**Your goal:** Scan the material that follows. Copy every line containing the word "بالداخل".

**Excerpt from a dataset:**
-*-
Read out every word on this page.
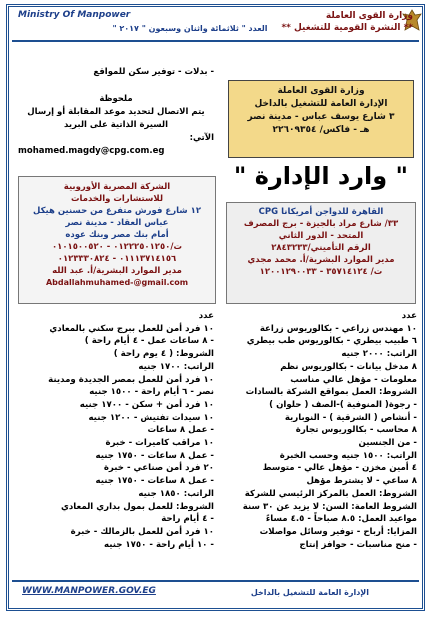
وزارة القوى العاملة
** النشرة القومية للتشغيل **
Ministry Of Manpower
العدد " ثلاثمائة واثنان وسبعون " ٢٠١٧ "
- بدلات - توفير سكن للمواقع
ملحوظة
يتم الاتصال لتحديد موعد المقابلة أو إرسال السيرة الذاتية على البريد
الآتي:
mohamed.magdy@cpg.com.eg
وزارة القوى العاملة
الإدارة العامة للتشغيل بالداخل
٣ شارع يوسف عباس - مدينة نصر
هـ - فاكس/ ٢٢٦٠٩٣٥٤
" وارد الإدارة "
القاهرة للدواجن أمريكانا CPG
٣٣/ شارع مراد بالجيزة - برج المصرف
المتحد - الدور الثاني
الرقم التأميني/٢٨٤٣٢٣٣
مدير الموارد البشرية/أ. محمد مجدي
ت/ ٣٥٧١٤١٢٤ - ١٢٠٠١٢٩٠٠٣٣
الشركة المصرية الأوروبية
للاستشارات والخدمات
١٢ شارع فورش متفرع من حسنين هيكل
عباس العقاد - مدينة نصر
أمام بنك مصر وبنك عوده
ت/٠١٢٢٢٥٠١٢٥٠ - ٠١٠١٥٠٠٥٢٠
٠١١١٣٧١٤١٥٦ - ٠١٢٣٣٣٠٨٢٤
مدير الموارد البشرية/أ. عبد الله
Abdallahmuhamed-@gmail.com
عدد
١٠ مهندس زراعي - بكالوريوس زراعة
٦ طبيب بيطري - بكالوريوس طب بيطري
الراتب: ٢٠٠٠ جنيه
٨ مدخل بيانات - بكالوريوس نظم
معلومات - مؤهل عالي مناسب
الشروط: العمل بمواقع الشركة بالسادات
- رجوة( المنوفية )-الصف ( حلوان )
- أنشاص ( الشرقية ) - النوبارية
٨ محاسب - بكالوريوس تجارة
- من الجنسين
الراتب: ١٥٠٠ جنيه وحسب الخبرة
٤ أمين مخزن - مؤهل عالي - متوسط
٨ ساعي - لا يشترط مؤهل
الشروط: العمل بالمركز الرئيسي للشركة
الشروط العامة: السن: لا يزيد عن ٣٠ سنة
مواعيد العمل: ٨.٥ صباحاً - ٤.٥ مساءً
المزايا: أرباح - توفير وسائل مواصلات
- منح مناسبات - حوافز إنتاج
عدد
١٠ فرد أمن للعمل ببرج سكني بالمعادي
- ٨ ساعات عمل - ٤ أيام راحة )
الشروط: ( ٤ يوم راحة )
الراتب: ١٧٠٠ جنيه
١٠ فرد أمن للعمل بمصر الجديدة ومدينة
نصر - ٦ أيام راحة - ١٥٠٠ جنيه
١٠ فرد أمن + سكن - ١٧٠٠ جنيه
١٠ سيدات تفتيش - ١٢٠٠ جنيه
- عمل ٨ ساعات
١٠ مراقب كاميرات - خبرة
- عمل ٨ ساعات - ١٧٥٠ جنيه
٢٠ فرد أمن صناعي - خبرة
- عمل ٨ ساعات - ١٧٥٠ جنيه
الراتب: ١٨٥٠ جنيه
الشروط: للعمل بمول بداري المعادي
- ٤ أيام راحة
١٠ فرد أمن للعمل بالزمالك - خبرة
- ١٠ أيام راحة - ١٧٥٠ جنيه
WWW.MANPOWER.GOV.EG	الإدارة العامة للتشغيل بالداخل
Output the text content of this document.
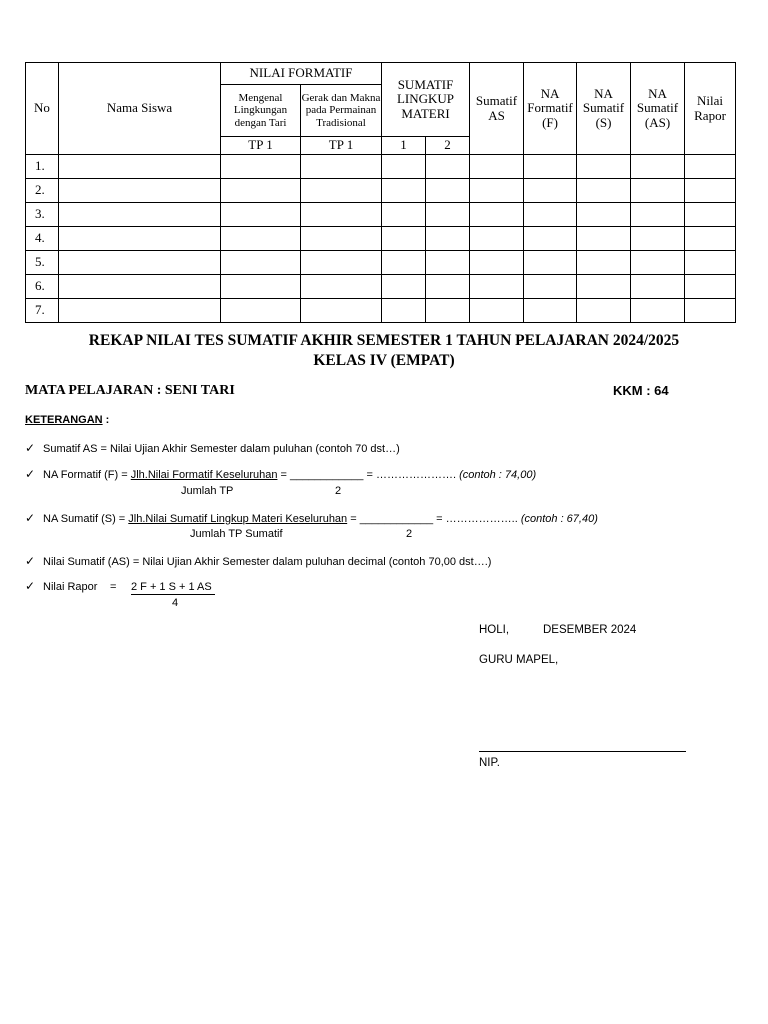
No	Nama Siswa	NILAI FORMATIF		SUMATIF LINGKUP MATERI		Sumatif AS	NA Formatif (F)	NA Sumatif (S)	NA Sumatif (AS)	Nilai Rapor
		Mengenal Lingkungan dengan Tari	Gerak dan Makna pada Permainan Tradisional							
		TP 1	TP 1	1	2					
1.										
2.										
3.										
4.										
5.										
6.										
7.										
REKAP NILAI TES SUMATIF AKHIR SEMESTER 1 TAHUN PELAJARAN 2024/2025
KELAS IV (EMPAT)
MATA PELAJARAN : SENI TARI	KKM : 64
KETERANGAN :
✓ Sumatif AS = Nilai Ujian Akhir Semester dalam puluhan (contoh 70 dst…)
✓ NA Formatif (F) = Jlh.Nilai Formatif Keseluruhan = ____________ = …………………. (contoh : 74,00)
Jumlah TP	2
✓ NA Sumatif (S) = Jlh.Nilai Sumatif Lingkup Materi Keseluruhan = ____________ = ……………….. (contoh : 67,40)
Jumlah TP Sumatif	2
✓ Nilai Sumatif (AS) = Nilai Ujian Akhir Semester dalam puluhan decimal (contoh 70,00 dst….)
✓ Nilai Rapor = 2 F + 1 S + 1 AS
4
HOLI,	DESEMBER 2024
GURU MAPEL,
NIP.
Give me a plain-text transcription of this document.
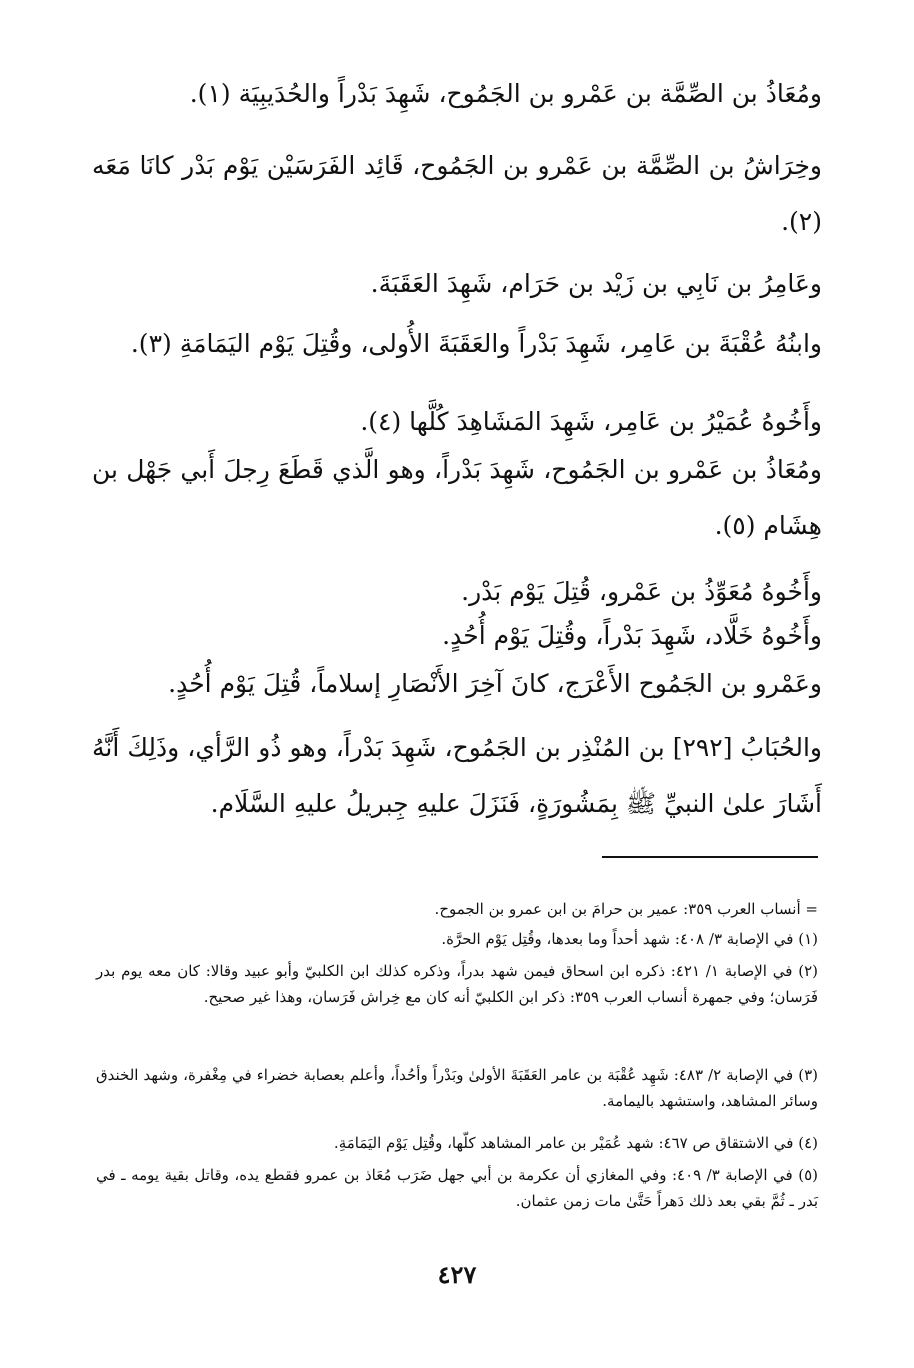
ومُعَاذُ بن الصِّمَّة بن عَمْرو بن الجَمُوح، شَهِدَ بَدْراً والحُدَيبِيَة (١).

وخِرَاشُ بن الصِّمَّة بن عَمْرو بن الجَمُوح، قَائِد الفَرَسَيْن يَوْم بَدْر كانَا مَعَه (٢).

وعَامِرُ بن نَابِي بن زَيْد بن حَرَام، شَهِدَ العَقَبَةَ.

وابنُهُ عُقْبَةَ بن عَامِر، شَهِدَ بَدْراً والعَقَبَةَ الأُولى، وقُتِلَ يَوْم اليَمَامَةِ (٣).

وأَخُوهُ عُمَيْرُ بن عَامِر، شَهِدَ المَشَاهِدَ كُلَّها (٤).

ومُعَاذُ بن عَمْرو بن الجَمُوح، شَهِدَ بَدْراً، وهو الَّذي قَطَعَ رِجلَ أَبي جَهْل بن هِشَام (٥).

وأَخُوهُ مُعَوِّذُ بن عَمْرو، قُتِلَ يَوْم بَدْر.

وأَخُوهُ خَلَّاد، شَهِدَ بَدْراً، وقُتِلَ يَوْم أُحُدٍ.

وعَمْرو بن الجَمُوح الأَعْرَج، كانَ آخِرَ الأَنْصَارِ إسلاماً، قُتِلَ يَوْم أُحُدٍ.

والحُبَابُ [٢٩٢] بن المُنْذِر بن الجَمُوح، شَهِدَ بَدْراً، وهو ذُو الرَّأي، وذَلِكَ أَنَّهُ أَشَارَ علىٰ النبيِّ ﷺ بِمَشُورَةٍ، فَنَزَلَ عليهِ جِبريلُ عليهِ السَّلَام.

= أنساب العرب ٣٥٩: عمير بن حرامَ بن ابن عمرو بن الجموح.

(١) في الإصابة ٣/ ٤٠٨: شهد أحداً وما بعدها، وقُتِل يَوْم الحرَّة.

(٢) في الإصابة ١/ ٤٢١: ذكره ابن اسحاق فيمن شهد بدراً، وذكره كذلك ابن الكلبيّ وأبو عبيد وقالا: كان معه يوم بدر فَرَسان؛ وفي جمهرة أنساب العرب ٣٥٩: ذكر ابن الكلبيّ أنه كان مع خِراش فَرَسان، وهذا غير صحيح.

(٣) في الإصابة ٢/ ٤٨٣: شَهِد عُقْبَة بن عامر العَقَبَةَ الأولىٰ وبَدْراً وأحُداً، وأعلم بعصابة خضراء في مِغْفرة، وشهد الخندق وسائر المشاهد، واستشهد باليمامة.

(٤) في الاشتقاق ص ٤٦٧: شهد عُمَيْر بن عامر المشاهد كلّها، وقُتِل يَوْم اليَمَامَةِ.

(٥) في الإصابة ٣/ ٤٠٩: وفي المغازي أن عكرمة بن أبي جهل ضَرَب مُعَاذ بن عمرو فقطع يده، وقاتل بقية يومه ـ في بَدر ـ ثُمَّ بقي بعد ذلك دَهراً حَتَّىٰ مات زمن عثمان.

٤٢٧
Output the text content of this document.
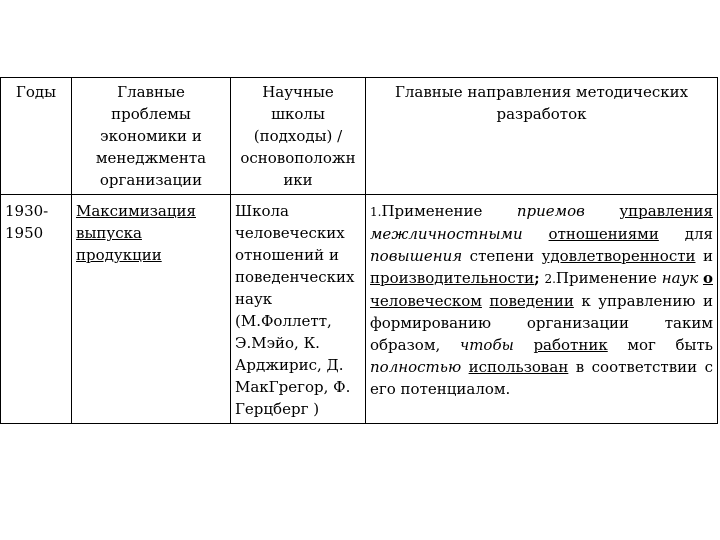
Годы	Главные проблемы экономики и менеджмента организации	Научные школы (подходы) /основоположн ики	Главные направления методических разработок
1930-1950	Максимизация выпуска продукции	Школа человеческих отношений и поведенческих наук (М.Фоллетт, Э.Мэйо, К. Арджирис, Д. МакГрегор, Ф. Герцберг )	1.Применение приемов управления межличностными отношениями для повышения степени удовлетворенности и производительности; 2.Применение наук о человеческом поведении к управлению и формированию организации таким образом, чтобы работник мог быть полностью использован в соответствии с его потенциалом.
-*-
**Exercise solution:**
الإدارة العامة للتشغيل بالداخل
WWW.MANPOWER.GOV.EG	الإدارة العامة للتشغيل بالداخل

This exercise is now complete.